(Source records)
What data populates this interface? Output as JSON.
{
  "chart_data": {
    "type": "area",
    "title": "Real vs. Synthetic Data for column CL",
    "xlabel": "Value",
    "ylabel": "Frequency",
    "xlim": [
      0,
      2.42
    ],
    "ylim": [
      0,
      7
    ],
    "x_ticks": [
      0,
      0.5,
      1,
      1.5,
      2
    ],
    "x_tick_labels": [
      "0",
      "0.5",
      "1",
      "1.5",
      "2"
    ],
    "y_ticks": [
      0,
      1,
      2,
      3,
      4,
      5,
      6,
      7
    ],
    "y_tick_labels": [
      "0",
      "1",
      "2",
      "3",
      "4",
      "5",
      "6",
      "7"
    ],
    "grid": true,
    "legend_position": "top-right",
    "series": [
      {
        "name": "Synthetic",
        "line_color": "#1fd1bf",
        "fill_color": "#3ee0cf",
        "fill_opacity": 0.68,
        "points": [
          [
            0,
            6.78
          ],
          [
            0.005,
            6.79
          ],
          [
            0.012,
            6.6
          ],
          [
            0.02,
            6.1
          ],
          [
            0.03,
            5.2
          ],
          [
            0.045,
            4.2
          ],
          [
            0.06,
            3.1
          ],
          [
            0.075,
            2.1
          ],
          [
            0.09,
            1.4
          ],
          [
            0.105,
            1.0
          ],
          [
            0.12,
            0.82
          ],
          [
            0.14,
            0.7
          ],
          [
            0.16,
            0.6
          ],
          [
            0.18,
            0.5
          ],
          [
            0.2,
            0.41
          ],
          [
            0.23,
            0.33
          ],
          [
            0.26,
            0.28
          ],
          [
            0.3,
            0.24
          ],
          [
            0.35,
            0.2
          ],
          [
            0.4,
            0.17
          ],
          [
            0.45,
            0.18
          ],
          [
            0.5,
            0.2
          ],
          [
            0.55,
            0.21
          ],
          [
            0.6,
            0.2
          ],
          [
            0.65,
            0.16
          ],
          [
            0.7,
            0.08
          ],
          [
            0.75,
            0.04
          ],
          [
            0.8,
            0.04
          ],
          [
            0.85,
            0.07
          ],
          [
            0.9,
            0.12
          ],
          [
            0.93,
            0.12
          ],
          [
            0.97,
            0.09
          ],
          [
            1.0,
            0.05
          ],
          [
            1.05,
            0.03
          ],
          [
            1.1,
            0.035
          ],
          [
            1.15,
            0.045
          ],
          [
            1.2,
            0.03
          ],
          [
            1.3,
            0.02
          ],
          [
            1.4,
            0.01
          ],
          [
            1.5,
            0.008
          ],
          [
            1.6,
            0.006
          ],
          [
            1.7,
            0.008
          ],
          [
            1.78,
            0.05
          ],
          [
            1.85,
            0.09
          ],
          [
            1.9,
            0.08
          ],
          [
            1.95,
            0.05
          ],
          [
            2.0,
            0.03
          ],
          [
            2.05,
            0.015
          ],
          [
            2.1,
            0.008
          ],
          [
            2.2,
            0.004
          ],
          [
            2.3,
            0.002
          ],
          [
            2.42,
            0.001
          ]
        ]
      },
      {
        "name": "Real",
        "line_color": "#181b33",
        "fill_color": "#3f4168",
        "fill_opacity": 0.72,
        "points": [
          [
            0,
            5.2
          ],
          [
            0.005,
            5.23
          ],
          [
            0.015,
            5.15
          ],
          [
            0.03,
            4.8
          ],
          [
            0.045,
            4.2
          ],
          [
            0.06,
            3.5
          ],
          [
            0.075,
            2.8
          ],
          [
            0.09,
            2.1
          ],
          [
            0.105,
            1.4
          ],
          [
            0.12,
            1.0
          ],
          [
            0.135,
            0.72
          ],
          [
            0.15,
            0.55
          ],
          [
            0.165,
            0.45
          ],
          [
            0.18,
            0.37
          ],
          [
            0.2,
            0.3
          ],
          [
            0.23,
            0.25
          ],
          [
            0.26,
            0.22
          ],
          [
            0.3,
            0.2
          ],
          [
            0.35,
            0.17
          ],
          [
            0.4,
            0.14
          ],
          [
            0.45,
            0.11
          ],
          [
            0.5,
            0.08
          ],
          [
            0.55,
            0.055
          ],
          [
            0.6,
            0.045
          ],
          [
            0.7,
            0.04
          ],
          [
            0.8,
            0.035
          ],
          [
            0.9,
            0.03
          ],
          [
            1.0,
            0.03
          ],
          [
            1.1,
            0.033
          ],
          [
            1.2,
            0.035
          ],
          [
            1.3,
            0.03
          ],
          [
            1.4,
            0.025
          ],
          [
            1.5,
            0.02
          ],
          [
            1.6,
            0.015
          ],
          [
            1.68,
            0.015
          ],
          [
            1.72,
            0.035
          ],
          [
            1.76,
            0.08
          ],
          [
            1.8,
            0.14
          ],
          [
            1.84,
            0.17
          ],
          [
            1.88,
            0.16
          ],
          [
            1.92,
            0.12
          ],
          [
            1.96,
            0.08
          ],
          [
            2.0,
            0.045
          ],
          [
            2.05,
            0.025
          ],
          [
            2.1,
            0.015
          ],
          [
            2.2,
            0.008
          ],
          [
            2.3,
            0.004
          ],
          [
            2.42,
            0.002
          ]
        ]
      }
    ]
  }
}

**Challenge**
All of the data shown above must be copied exactly.

**Solution for this problem**
What data populates this interface? Output as JSON.
{
  "chart_data": {
    "type": "area",
    "title": "Real vs. Synthetic Data for column CL",
    "xlabel": "Value",
    "ylabel": "Frequency",
    "xlim": [
      0,
      2.42
    ],
    "ylim": [
      0,
      7
    ],
    "x_ticks": [
      0,
      0.5,
      1,
      1.5,
      2
    ],
    "x_tick_labels": [
      "0",
      "0.5",
      "1",
      "1.5",
      "2"
    ],
    "y_ticks": [
      0,
      1,
      2,
      3,
      4,
      5,
      6,
      7
    ],
    "y_tick_labels": [
      "0",
      "1",
      "2",
      "3",
      "4",
      "5",
      "6",
      "7"
    ],
    "grid": true,
    "legend_position": "top-right",
    "series": [
      {
        "name": "Synthetic",
        "line_color": "#1fd1bf",
        "fill_color": "#3ee0cf",
        "fill_opacity": 0.68,
        "points": [
          [
            0,
            6.78
          ],
          [
            0.005,
            6.79
          ],
          [
            0.012,
            6.6
          ],
          [
            0.02,
            6.1
          ],
          [
            0.03,
            5.2
          ],
          [
            0.045,
            4.2
          ],
          [
            0.06,
            3.1
          ],
          [
            0.075,
            2.1
          ],
          [
            0.09,
            1.4
          ],
          [
            0.105,
            1.0
          ],
          [
            0.12,
            0.82
          ],
          [
            0.14,
            0.7
          ],
          [
            0.16,
            0.6
          ],
          [
            0.18,
            0.5
          ],
          [
            0.2,
            0.41
          ],
          [
            0.23,
            0.33
          ],
          [
            0.26,
            0.28
          ],
          [
            0.3,
            0.24
          ],
          [
            0.35,
            0.2
          ],
          [
            0.4,
            0.17
          ],
          [
            0.45,
            0.18
          ],
          [
            0.5,
            0.2
          ],
          [
            0.55,
            0.21
          ],
          [
            0.6,
            0.2
          ],
          [
            0.65,
            0.16
          ],
          [
            0.7,
            0.08
          ],
          [
            0.75,
            0.04
          ],
          [
            0.8,
            0.04
          ],
          [
            0.85,
            0.07
          ],
          [
            0.9,
            0.12
          ],
          [
            0.93,
            0.12
          ],
          [
            0.97,
            0.09
          ],
          [
            1.0,
            0.05
          ],
          [
            1.05,
            0.03
          ],
          [
            1.1,
            0.035
          ],
          [
            1.15,
            0.045
          ],
          [
            1.2,
            0.03
          ],
          [
            1.3,
            0.02
          ],
          [
            1.4,
            0.01
          ],
          [
            1.5,
            0.008
          ],
          [
            1.6,
            0.006
          ],
          [
            1.7,
            0.008
          ],
          [
            1.78,
            0.05
          ],
          [
            1.85,
            0.09
          ],
          [
            1.9,
            0.08
          ],
          [
            1.95,
            0.05
          ],
          [
            2.0,
            0.03
          ],
          [
            2.05,
            0.015
          ],
          [
            2.1,
            0.008
          ],
          [
            2.2,
            0.004
          ],
          [
            2.3,
            0.002
          ],
          [
            2.42,
            0.001
          ]
        ]
      },
      {
        "name": "Real",
        "line_color": "#181b33",
        "fill_color": "#3f4168",
        "fill_opacity": 0.72,
        "points": [
          [
            0,
            5.2
          ],
          [
            0.005,
            5.23
          ],
          [
            0.015,
            5.15
          ],
          [
            0.03,
            4.8
          ],
          [
            0.045,
            4.2
          ],
          [
            0.06,
            3.5
          ],
          [
            0.075,
            2.8
          ],
          [
            0.09,
            2.1
          ],
          [
            0.105,
            1.4
          ],
          [
            0.12,
            1.0
          ],
          [
            0.135,
            0.72
          ],
          [
            0.15,
            0.55
          ],
          [
            0.165,
            0.45
          ],
          [
            0.18,
            0.37
          ],
          [
            0.2,
            0.3
          ],
          [
            0.23,
            0.25
          ],
          [
            0.26,
            0.22
          ],
          [
            0.3,
            0.2
          ],
          [
            0.35,
            0.17
          ],
          [
            0.4,
            0.14
          ],
          [
            0.45,
            0.11
          ],
          [
            0.5,
            0.08
          ],
          [
            0.55,
            0.055
          ],
          [
            0.6,
            0.045
          ],
          [
            0.7,
            0.04
          ],
          [
            0.8,
            0.035
          ],
          [
            0.9,
            0.03
          ],
          [
            1.0,
            0.03
          ],
          [
            1.1,
            0.033
          ],
          [
            1.2,
            0.035
          ],
          [
            1.3,
            0.03
          ],
          [
            1.4,
            0.025
          ],
          [
            1.5,
            0.02
          ],
          [
            1.6,
            0.015
          ],
          [
            1.68,
            0.015
          ],
          [
            1.72,
            0.035
          ],
          [
            1.76,
            0.08
          ],
          [
            1.8,
            0.14
          ],
          [
            1.84,
            0.17
          ],
          [
            1.88,
            0.16
          ],
          [
            1.92,
            0.12
          ],
          [
            1.96,
            0.08
          ],
          [
            2.0,
            0.045
          ],
          [
            2.05,
            0.025
          ],
          [
            2.1,
            0.015
          ],
          [
            2.2,
            0.008
          ],
          [
            2.3,
            0.004
          ],
          [
            2.42,
            0.002
          ]
        ]
      }
    ]
  }
}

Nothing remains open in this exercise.